## Start EXTRACTED TEXT

Fuggetaboutit! The year of our lord 2020 has another ghoulish surprise in store. Last night, the National Weather Service officially declared Tropical Storm Isaias the latest thing Floridians need to worry about. Meteorologist Jim Cantore tweeted this morning that the storm has "many models eventually making it a hurricane," which means he's definitely already packed a duffel bag full of windbreakers and dad caps.
Today, Isaias is over Puerto Rico, where some 400,000 residents suffered through a power outage before the storm even hit. Already, the island is experiencing "small landslides" and widespread flooding, according to the Associated Press.
The current forecast says the Dominican Republic, the Bahamas, and Cuba should also prepare for heavy rainfall.
While it's too soon to know whether the storm will hit Florida, the Sunshine State is still in the forecast cone, with Isaias possibly to arrive by Saturday afternoon. The Florida Division of Emergency Management says residents should start making preparations now.

## End EXTRACTED TEXT

### [DO THIS]
Restate the passage of the storm article that opens with the words containing "Today, Isaias is" and closes with "for heavy rainfall.", renaming "landslides" as "mudslides".

## Start INFORMATION PROVIDED

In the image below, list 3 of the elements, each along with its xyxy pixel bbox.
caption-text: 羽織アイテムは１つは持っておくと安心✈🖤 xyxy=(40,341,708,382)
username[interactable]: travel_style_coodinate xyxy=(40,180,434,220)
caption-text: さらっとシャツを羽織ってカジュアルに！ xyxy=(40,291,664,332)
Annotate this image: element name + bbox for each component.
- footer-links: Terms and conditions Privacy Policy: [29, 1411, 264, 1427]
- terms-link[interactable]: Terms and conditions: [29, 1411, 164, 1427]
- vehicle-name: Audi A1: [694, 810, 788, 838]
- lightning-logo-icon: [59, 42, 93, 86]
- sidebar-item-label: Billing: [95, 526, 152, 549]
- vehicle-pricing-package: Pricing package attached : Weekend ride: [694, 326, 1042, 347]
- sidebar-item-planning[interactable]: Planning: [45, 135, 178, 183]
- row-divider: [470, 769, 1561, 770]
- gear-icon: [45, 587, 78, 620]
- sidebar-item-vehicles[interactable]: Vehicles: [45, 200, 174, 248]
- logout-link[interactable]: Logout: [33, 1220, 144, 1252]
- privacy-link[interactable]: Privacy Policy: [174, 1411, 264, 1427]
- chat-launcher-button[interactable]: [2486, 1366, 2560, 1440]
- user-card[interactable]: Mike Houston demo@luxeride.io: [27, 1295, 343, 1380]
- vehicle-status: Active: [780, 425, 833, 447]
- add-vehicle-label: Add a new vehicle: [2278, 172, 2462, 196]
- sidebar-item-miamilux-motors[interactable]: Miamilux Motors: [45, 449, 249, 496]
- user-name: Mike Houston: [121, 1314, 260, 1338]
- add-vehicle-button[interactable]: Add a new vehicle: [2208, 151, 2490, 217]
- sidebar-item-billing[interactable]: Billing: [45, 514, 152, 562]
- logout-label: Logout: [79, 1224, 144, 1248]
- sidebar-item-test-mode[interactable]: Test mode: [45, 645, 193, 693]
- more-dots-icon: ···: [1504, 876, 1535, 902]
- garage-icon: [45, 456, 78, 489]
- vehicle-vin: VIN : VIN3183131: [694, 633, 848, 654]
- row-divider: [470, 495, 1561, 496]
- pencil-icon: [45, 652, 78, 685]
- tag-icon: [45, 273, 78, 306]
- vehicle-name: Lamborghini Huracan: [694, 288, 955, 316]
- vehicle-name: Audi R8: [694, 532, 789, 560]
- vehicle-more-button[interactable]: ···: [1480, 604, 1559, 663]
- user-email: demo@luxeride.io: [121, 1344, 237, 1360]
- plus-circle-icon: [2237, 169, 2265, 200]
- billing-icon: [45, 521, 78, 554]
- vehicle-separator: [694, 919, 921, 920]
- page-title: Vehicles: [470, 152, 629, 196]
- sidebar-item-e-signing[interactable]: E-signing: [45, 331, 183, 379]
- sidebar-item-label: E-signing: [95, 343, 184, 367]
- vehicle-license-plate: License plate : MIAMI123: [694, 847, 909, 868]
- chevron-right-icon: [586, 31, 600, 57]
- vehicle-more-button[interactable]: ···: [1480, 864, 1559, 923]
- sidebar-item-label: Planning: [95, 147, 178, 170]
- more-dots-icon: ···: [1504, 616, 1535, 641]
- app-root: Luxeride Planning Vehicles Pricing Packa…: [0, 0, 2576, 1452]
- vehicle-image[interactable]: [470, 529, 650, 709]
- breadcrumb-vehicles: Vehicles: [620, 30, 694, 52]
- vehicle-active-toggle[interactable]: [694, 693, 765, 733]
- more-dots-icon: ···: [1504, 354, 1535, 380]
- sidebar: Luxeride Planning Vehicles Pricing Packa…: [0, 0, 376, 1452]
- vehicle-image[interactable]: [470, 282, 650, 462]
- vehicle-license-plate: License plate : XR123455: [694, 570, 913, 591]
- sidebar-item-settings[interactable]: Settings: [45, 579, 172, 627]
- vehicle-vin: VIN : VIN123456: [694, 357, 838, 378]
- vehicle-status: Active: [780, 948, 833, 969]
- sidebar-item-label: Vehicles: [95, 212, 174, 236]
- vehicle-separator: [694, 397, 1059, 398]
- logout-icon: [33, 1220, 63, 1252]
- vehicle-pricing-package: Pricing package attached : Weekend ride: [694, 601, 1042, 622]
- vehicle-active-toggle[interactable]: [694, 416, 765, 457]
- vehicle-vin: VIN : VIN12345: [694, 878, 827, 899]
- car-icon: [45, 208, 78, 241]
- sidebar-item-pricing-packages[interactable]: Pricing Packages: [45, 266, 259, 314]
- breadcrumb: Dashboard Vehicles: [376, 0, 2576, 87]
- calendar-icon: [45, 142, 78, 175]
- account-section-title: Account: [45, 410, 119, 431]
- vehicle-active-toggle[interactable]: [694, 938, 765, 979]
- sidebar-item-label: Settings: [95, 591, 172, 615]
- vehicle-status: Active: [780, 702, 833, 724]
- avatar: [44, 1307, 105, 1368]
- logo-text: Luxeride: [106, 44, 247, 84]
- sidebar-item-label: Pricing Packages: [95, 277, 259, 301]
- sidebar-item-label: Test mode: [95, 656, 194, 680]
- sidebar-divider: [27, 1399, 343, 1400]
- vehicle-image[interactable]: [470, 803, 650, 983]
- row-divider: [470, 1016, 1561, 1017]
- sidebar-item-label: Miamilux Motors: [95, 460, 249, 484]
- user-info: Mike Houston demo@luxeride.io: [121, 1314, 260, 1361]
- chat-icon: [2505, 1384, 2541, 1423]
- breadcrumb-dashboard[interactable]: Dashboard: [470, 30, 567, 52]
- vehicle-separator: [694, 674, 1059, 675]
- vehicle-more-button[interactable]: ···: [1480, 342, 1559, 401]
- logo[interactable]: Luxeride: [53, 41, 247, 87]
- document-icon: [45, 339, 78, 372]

## End INFORMATION PROVIDED

### [FINAL RESULT]
Today, Isaias is over Puerto Rico, where some 400,000 residents suffered through a power outage before the storm even hit. Already, the island is experiencing "small mudslides" and widespread flooding, according to the Associated Press.
The current forecast says the Dominican Republic, the Bahamas, and Cuba should also prepare for heavy rainfall.